**TASK STATEMENT:** Pick out all lines in the listing holding the string "Attendance" and copy them.

**RAW RECORDS:**
-- Start --
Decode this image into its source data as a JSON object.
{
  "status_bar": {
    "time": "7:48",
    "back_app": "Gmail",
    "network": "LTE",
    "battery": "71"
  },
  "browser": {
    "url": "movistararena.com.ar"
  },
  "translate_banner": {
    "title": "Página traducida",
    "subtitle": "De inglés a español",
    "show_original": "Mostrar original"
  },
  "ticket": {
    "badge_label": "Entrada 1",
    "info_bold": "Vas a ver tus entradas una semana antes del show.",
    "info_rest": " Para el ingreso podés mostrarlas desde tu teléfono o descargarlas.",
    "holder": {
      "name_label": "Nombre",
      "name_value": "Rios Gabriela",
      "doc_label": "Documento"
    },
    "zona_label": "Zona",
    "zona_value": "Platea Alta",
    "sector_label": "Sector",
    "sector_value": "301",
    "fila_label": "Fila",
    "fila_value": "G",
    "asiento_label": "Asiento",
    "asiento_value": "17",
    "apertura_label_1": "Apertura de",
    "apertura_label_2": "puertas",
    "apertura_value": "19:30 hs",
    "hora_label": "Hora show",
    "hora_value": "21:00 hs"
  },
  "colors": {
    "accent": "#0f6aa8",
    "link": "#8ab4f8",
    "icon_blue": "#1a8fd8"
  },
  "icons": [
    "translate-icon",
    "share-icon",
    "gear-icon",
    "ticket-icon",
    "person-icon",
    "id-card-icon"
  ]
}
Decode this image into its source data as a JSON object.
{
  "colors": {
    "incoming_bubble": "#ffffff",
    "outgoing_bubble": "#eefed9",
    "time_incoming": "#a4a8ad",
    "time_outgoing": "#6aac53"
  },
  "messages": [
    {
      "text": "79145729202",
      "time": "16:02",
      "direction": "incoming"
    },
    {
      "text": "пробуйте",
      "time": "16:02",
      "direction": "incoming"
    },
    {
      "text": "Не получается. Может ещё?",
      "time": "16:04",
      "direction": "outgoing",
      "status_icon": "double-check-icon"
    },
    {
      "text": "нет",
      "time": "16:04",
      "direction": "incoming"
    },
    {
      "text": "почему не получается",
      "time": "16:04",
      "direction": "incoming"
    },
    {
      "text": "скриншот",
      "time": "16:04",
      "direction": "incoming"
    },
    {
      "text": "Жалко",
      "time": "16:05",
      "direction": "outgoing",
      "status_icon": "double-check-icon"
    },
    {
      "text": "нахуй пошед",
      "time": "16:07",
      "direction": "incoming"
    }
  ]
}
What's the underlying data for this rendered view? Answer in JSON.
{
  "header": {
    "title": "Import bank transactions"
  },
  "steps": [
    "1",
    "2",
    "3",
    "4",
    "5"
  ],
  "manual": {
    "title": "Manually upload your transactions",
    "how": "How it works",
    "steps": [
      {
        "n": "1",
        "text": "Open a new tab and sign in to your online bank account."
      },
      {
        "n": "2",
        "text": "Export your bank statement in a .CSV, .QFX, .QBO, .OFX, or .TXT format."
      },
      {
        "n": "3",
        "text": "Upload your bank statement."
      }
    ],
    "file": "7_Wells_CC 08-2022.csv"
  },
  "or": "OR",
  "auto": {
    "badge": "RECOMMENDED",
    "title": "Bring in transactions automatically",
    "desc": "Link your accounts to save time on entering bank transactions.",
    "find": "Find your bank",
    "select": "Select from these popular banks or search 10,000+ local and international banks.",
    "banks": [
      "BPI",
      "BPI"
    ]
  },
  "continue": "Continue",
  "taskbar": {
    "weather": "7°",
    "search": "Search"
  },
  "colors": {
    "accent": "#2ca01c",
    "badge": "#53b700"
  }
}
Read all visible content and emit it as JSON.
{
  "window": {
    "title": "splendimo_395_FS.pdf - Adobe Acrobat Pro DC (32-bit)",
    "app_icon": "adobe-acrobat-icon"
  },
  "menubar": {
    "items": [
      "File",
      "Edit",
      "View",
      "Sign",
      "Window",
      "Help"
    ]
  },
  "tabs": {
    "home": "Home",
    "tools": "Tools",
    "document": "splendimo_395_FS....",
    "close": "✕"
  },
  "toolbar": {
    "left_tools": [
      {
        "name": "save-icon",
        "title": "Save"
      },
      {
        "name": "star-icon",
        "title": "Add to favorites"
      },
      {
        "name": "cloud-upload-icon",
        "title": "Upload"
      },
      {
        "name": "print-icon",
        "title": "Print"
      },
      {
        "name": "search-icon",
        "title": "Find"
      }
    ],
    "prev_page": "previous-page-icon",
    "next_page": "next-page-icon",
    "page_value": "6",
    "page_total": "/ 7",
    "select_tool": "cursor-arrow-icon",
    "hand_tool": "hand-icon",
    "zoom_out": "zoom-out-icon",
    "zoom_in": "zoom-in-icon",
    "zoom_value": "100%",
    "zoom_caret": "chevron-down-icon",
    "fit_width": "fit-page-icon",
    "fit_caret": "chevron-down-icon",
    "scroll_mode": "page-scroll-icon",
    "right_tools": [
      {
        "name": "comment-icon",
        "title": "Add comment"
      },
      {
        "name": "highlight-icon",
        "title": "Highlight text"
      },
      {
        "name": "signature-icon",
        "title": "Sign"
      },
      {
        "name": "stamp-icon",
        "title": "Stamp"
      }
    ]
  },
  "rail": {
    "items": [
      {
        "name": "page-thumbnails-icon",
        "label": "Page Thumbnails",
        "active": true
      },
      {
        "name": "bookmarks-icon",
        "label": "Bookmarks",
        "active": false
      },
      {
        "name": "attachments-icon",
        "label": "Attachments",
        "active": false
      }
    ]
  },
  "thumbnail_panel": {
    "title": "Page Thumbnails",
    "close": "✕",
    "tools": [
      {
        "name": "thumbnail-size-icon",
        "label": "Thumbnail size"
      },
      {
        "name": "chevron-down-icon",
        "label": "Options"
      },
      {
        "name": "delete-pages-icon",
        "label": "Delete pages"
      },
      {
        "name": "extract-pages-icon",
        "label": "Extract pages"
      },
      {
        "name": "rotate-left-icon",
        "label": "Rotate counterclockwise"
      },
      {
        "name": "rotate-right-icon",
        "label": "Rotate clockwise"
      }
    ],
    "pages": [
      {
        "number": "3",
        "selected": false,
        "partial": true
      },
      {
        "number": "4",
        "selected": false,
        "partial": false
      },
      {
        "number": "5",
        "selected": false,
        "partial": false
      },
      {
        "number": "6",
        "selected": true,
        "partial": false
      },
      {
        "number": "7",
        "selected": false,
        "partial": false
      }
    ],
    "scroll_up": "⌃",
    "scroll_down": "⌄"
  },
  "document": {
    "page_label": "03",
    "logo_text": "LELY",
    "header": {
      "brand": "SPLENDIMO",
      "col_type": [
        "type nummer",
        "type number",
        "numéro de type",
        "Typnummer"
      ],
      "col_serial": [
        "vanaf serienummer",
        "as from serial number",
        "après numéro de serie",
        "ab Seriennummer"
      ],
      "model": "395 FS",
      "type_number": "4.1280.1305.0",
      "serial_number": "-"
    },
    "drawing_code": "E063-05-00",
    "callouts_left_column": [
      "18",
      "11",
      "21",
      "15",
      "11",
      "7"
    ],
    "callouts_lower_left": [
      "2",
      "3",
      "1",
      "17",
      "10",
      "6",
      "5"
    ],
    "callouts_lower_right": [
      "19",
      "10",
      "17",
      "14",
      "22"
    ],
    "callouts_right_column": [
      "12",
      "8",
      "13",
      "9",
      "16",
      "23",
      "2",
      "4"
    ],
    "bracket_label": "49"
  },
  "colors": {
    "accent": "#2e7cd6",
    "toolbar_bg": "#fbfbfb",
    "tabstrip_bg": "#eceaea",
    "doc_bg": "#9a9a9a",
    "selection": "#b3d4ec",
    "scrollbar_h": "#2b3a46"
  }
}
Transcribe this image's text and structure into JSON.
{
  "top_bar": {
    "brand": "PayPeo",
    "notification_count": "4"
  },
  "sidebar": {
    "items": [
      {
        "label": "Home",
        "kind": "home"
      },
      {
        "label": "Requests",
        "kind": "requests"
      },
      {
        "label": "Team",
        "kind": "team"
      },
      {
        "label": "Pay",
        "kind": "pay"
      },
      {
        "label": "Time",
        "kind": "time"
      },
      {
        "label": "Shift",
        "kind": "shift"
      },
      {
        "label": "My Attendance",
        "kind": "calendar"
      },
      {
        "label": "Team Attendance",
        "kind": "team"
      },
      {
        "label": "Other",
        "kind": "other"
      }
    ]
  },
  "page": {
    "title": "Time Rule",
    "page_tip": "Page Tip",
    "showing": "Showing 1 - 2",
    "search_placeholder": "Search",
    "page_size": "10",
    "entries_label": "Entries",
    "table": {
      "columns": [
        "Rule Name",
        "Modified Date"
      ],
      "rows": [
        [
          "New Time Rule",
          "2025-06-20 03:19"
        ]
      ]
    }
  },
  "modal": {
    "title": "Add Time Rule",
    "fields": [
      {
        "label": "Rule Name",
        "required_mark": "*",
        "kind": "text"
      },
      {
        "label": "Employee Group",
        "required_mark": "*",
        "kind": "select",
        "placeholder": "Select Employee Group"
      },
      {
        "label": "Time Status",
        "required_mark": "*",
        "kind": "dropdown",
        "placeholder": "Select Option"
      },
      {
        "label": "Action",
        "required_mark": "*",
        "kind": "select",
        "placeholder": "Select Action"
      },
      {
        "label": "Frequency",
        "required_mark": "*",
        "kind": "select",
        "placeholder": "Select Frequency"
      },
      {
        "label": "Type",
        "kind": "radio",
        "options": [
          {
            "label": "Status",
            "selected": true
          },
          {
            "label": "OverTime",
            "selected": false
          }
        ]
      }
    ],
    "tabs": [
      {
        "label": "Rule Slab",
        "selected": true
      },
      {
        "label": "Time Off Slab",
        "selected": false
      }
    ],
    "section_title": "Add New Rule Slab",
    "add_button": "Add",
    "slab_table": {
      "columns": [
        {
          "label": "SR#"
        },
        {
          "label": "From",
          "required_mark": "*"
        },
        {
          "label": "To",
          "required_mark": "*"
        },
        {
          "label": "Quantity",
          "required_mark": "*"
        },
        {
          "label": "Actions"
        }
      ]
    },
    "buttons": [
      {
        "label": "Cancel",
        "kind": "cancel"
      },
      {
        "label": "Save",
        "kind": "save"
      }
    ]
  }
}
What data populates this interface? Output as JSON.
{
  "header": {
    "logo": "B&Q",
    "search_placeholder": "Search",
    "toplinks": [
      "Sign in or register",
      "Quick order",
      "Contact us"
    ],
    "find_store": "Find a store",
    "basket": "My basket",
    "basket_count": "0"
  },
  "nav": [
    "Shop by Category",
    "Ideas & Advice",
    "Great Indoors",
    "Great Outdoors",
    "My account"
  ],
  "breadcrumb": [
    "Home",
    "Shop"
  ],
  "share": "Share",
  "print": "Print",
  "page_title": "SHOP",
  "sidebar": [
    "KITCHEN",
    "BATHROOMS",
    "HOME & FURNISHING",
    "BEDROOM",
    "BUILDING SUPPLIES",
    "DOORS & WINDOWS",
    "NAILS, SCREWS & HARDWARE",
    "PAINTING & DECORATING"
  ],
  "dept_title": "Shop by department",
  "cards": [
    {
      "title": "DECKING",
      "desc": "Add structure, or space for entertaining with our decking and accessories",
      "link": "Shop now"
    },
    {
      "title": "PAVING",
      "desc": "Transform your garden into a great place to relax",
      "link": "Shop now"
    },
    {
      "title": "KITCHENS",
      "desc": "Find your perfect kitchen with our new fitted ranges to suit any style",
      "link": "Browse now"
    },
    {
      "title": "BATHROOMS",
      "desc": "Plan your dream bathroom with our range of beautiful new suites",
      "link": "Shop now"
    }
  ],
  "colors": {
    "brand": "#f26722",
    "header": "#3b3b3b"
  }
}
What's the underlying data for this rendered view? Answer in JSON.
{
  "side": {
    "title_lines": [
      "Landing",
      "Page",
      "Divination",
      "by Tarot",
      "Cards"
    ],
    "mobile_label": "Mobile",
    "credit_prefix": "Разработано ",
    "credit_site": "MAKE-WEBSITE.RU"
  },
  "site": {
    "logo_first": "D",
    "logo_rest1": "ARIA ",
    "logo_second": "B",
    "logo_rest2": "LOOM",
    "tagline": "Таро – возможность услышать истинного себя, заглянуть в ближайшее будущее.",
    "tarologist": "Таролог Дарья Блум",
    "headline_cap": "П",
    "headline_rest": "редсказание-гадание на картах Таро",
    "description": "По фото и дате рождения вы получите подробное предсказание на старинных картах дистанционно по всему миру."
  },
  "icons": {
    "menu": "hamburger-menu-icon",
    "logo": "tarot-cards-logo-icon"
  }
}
-- End --
**ANSWER IN FULL:**
        "label": "My Attendance",
        "label": "Team Attendance",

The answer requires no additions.